(Part of a data file)
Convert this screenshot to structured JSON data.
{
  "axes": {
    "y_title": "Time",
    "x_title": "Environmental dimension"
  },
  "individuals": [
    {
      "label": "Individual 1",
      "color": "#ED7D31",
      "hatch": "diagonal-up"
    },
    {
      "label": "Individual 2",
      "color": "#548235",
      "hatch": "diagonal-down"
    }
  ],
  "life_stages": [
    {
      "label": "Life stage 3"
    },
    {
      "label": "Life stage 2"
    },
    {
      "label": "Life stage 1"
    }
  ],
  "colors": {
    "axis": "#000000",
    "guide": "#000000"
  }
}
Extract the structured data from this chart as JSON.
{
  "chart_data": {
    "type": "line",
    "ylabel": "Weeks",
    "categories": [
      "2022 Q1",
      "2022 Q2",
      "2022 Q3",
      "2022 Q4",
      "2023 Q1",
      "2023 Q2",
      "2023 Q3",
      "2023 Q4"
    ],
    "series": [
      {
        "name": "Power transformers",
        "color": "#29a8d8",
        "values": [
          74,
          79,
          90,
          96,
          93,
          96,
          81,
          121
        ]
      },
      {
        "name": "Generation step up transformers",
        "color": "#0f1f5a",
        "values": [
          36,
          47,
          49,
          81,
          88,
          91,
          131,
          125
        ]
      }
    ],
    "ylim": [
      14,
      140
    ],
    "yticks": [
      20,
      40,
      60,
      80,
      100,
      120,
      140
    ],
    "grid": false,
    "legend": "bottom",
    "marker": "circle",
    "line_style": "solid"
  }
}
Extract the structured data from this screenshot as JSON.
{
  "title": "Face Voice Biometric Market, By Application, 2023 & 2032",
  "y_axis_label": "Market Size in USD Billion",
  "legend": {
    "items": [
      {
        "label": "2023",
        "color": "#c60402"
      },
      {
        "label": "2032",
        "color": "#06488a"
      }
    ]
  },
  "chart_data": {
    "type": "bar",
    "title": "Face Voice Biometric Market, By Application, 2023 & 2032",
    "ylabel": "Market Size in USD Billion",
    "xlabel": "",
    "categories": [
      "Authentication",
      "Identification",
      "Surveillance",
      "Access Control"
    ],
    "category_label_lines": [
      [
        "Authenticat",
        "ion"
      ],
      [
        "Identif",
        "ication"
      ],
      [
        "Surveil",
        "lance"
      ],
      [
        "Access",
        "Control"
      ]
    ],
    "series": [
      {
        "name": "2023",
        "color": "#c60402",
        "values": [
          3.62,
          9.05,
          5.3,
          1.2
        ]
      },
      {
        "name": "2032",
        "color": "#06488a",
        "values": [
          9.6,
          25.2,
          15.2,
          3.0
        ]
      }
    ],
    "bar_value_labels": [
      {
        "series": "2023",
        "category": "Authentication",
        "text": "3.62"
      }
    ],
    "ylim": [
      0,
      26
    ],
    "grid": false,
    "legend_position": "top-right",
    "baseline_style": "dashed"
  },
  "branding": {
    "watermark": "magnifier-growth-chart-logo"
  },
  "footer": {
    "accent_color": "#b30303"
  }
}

* _Your task_
Give back all the data exactly as written.

* _Response_
Convert this screenshot to structured JSON data.
{
  "axes": {
    "y_title": "Time",
    "x_title": "Environmental dimension"
  },
  "individuals": [
    {
      "label": "Individual 1",
      "color": "#ED7D31",
      "hatch": "diagonal-up"
    },
    {
      "label": "Individual 2",
      "color": "#548235",
      "hatch": "diagonal-down"
    }
  ],
  "life_stages": [
    {
      "label": "Life stage 3"
    },
    {
      "label": "Life stage 2"
    },
    {
      "label": "Life stage 1"
    }
  ],
  "colors": {
    "axis": "#000000",
    "guide": "#000000"
  }
}
Extract the structured data from this chart as JSON.
{
  "chart_data": {
    "type": "line",
    "ylabel": "Weeks",
    "categories": [
      "2022 Q1",
      "2022 Q2",
      "2022 Q3",
      "2022 Q4",
      "2023 Q1",
      "2023 Q2",
      "2023 Q3",
      "2023 Q4"
    ],
    "series": [
      {
        "name": "Power transformers",
        "color": "#29a8d8",
        "values": [
          74,
          79,
          90,
          96,
          93,
          96,
          81,
          121
        ]
      },
      {
        "name": "Generation step up transformers",
        "color": "#0f1f5a",
        "values": [
          36,
          47,
          49,
          81,
          88,
          91,
          131,
          125
        ]
      }
    ],
    "ylim": [
      14,
      140
    ],
    "yticks": [
      20,
      40,
      60,
      80,
      100,
      120,
      140
    ],
    "grid": false,
    "legend": "bottom",
    "marker": "circle",
    "line_style": "solid"
  }
}
Extract the structured data from this screenshot as JSON.
{
  "title": "Face Voice Biometric Market, By Application, 2023 & 2032",
  "y_axis_label": "Market Size in USD Billion",
  "legend": {
    "items": [
      {
        "label": "2023",
        "color": "#c60402"
      },
      {
        "label": "2032",
        "color": "#06488a"
      }
    ]
  },
  "chart_data": {
    "type": "bar",
    "title": "Face Voice Biometric Market, By Application, 2023 & 2032",
    "ylabel": "Market Size in USD Billion",
    "xlabel": "",
    "categories": [
      "Authentication",
      "Identification",
      "Surveillance",
      "Access Control"
    ],
    "category_label_lines": [
      [
        "Authenticat",
        "ion"
      ],
      [
        "Identif",
        "ication"
      ],
      [
        "Surveil",
        "lance"
      ],
      [
        "Access",
        "Control"
      ]
    ],
    "series": [
      {
        "name": "2023",
        "color": "#c60402",
        "values": [
          3.62,
          9.05,
          5.3,
          1.2
        ]
      },
      {
        "name": "2032",
        "color": "#06488a",
        "values": [
          9.6,
          25.2,
          15.2,
          3.0
        ]
      }
    ],
    "bar_value_labels": [
      {
        "series": "2023",
        "category": "Authentication",
        "text": "3.62"
      }
    ],
    "ylim": [
      0,
      26
    ],
    "grid": false,
    "legend_position": "top-right",
    "baseline_style": "dashed"
  },
  "branding": {
    "watermark": "magnifier-growth-chart-logo"
  },
  "footer": {
    "accent_color": "#b30303"
  }
}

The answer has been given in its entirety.